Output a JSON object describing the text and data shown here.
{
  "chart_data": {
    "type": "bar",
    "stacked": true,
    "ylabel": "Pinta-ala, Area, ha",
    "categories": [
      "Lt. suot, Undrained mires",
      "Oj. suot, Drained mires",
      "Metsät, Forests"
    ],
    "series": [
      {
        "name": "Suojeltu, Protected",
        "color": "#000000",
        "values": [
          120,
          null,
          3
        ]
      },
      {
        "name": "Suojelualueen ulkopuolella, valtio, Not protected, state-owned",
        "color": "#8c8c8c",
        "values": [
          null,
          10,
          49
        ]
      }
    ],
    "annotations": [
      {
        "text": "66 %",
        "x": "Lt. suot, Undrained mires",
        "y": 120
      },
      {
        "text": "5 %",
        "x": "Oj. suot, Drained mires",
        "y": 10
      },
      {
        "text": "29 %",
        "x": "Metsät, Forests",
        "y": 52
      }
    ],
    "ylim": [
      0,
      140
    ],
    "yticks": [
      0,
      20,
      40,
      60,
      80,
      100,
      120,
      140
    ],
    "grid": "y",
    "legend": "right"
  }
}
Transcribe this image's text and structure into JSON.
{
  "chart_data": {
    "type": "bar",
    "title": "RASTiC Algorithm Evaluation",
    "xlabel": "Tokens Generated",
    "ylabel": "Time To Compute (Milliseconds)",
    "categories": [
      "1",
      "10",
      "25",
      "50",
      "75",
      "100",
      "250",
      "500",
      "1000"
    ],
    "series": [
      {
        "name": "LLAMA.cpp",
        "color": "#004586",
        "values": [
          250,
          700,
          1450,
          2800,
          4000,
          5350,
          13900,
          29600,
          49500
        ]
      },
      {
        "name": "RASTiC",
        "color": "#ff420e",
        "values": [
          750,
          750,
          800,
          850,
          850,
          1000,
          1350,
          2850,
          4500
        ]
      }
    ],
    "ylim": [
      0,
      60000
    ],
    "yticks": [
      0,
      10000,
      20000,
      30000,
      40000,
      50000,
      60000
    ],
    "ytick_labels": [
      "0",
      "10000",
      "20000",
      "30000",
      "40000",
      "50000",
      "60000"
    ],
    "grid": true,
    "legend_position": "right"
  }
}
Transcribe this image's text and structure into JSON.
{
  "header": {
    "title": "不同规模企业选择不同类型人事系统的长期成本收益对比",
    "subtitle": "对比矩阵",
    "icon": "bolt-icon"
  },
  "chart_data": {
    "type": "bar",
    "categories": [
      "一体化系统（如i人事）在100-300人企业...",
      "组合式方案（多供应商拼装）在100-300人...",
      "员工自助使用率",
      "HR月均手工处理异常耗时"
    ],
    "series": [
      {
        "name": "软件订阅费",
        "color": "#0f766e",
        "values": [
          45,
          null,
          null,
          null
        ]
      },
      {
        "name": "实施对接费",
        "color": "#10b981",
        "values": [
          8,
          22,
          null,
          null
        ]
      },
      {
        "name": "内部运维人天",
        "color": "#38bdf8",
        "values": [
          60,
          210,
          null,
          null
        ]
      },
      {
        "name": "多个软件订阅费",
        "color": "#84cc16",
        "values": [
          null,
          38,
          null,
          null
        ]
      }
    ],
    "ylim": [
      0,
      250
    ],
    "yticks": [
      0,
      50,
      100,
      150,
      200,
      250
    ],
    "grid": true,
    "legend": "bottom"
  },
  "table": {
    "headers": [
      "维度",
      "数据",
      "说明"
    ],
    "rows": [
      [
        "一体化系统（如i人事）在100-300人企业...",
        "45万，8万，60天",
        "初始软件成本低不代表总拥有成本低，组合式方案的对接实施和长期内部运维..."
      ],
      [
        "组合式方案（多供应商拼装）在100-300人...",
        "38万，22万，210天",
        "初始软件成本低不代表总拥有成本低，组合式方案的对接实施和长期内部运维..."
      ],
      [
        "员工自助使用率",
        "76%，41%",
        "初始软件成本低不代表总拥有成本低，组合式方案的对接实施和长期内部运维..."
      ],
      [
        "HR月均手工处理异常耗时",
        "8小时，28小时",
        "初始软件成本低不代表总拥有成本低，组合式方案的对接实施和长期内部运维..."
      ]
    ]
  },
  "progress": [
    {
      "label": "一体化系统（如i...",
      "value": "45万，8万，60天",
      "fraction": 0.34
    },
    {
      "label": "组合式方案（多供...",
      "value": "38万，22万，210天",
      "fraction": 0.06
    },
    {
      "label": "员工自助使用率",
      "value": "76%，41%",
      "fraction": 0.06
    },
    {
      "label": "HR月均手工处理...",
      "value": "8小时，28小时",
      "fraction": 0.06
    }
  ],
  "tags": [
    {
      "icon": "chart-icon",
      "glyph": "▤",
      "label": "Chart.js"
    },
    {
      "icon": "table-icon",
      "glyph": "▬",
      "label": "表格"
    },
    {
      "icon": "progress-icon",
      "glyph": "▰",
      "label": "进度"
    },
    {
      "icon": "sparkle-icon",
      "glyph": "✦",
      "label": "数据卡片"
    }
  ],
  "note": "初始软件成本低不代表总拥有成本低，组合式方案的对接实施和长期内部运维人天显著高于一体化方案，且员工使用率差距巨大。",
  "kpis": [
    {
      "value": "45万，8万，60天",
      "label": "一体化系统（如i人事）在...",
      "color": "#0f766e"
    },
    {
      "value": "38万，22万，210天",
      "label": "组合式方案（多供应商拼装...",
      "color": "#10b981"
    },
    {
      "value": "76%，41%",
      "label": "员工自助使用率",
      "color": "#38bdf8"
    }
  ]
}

-----

What is needed: Which lines contain the word "mires"? Copy each one.

Output below:
      "Lt. suot, Undrained mires",
      "Oj. suot, Drained mires",
        "x": "Lt. suot, Undrained mires",
        "x": "Oj. suot, Drained mires",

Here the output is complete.